Lines of data

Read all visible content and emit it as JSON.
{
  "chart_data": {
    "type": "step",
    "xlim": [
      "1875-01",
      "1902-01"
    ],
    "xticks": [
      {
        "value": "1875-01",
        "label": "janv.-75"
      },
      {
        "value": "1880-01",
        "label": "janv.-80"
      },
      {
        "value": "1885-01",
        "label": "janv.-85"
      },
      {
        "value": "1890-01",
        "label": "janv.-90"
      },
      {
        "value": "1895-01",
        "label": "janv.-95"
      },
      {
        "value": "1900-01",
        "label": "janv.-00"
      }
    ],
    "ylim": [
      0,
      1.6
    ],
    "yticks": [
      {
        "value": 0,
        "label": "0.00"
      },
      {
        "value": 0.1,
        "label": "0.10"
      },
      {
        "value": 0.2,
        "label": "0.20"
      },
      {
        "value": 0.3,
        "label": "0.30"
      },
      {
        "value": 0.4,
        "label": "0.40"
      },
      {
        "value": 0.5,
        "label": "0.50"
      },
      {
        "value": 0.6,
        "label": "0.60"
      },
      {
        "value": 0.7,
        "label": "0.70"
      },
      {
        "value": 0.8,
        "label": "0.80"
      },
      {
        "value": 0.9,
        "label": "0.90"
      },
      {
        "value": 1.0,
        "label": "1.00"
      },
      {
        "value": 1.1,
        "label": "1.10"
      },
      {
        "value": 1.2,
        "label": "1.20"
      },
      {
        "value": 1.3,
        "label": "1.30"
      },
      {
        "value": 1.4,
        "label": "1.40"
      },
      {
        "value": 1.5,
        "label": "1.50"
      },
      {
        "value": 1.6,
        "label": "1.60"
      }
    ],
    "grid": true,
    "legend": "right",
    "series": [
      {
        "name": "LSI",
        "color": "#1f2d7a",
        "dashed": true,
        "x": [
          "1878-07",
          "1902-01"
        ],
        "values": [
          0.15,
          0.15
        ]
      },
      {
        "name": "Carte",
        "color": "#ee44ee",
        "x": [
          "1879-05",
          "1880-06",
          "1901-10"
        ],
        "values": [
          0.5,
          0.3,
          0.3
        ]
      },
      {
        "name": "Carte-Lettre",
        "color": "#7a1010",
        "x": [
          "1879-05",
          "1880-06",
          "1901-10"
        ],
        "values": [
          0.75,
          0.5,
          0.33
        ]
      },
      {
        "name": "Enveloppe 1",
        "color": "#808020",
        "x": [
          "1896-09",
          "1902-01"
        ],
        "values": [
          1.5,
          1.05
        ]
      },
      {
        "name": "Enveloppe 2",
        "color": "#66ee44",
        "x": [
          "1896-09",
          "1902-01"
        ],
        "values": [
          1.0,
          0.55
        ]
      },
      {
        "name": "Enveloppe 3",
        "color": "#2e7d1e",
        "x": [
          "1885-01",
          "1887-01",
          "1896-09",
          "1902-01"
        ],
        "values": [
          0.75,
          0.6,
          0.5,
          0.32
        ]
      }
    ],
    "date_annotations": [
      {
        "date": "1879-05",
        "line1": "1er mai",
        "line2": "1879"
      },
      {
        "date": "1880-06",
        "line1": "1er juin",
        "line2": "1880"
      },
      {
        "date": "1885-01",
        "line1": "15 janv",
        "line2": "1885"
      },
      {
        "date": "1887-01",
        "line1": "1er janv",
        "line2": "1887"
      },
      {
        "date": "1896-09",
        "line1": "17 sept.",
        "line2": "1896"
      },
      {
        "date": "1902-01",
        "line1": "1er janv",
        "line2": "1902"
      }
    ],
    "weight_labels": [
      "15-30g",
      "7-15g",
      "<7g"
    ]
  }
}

__Exercise__.
Pull out every line in the data above that has the word "janv".

__Solution to the exercise__.
        "label": "janv.-75"
        "label": "janv.-80"
        "label": "janv.-85"
        "label": "janv.-90"
        "label": "janv.-95"
        "label": "janv.-00"
        "line1": "15 janv",
        "line1": "1er janv",
        "line1": "1er janv",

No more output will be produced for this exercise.